- **What you have to do**
Find every line with the string "данных" in it, count them, and reply with that count only.

- **Data extract**
- - - - - - -

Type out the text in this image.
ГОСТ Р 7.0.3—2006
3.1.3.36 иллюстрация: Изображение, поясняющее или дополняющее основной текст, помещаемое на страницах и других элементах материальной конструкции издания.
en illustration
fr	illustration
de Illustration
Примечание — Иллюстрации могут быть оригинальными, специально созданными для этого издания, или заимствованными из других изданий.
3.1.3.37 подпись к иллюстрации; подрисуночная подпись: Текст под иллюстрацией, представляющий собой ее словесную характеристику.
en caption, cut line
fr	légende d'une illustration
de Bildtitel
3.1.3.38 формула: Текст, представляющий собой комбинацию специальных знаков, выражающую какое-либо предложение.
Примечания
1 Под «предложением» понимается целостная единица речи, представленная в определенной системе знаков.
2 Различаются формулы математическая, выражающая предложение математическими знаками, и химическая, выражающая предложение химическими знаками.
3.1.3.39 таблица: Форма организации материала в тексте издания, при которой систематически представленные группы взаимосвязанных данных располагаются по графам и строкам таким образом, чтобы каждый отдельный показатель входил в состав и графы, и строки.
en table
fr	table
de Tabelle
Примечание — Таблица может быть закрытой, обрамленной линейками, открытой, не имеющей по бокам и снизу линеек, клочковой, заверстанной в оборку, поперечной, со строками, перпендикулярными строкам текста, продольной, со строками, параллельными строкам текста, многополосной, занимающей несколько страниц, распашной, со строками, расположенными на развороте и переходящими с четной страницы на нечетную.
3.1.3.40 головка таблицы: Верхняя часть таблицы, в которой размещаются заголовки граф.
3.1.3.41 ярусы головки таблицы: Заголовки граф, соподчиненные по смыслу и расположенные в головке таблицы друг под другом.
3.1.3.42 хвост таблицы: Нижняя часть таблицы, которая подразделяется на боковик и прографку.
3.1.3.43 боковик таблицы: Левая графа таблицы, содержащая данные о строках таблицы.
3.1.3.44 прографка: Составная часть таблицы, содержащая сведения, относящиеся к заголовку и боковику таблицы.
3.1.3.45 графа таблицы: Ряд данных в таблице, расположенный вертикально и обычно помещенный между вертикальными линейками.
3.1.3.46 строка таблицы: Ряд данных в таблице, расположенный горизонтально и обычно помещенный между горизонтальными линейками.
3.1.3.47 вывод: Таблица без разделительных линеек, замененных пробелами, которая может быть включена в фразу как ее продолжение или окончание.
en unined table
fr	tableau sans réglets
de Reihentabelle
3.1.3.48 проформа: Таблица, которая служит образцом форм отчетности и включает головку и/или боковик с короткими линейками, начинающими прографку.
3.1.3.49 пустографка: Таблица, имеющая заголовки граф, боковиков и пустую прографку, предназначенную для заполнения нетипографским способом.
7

- - - - - - -

- **Full output**
3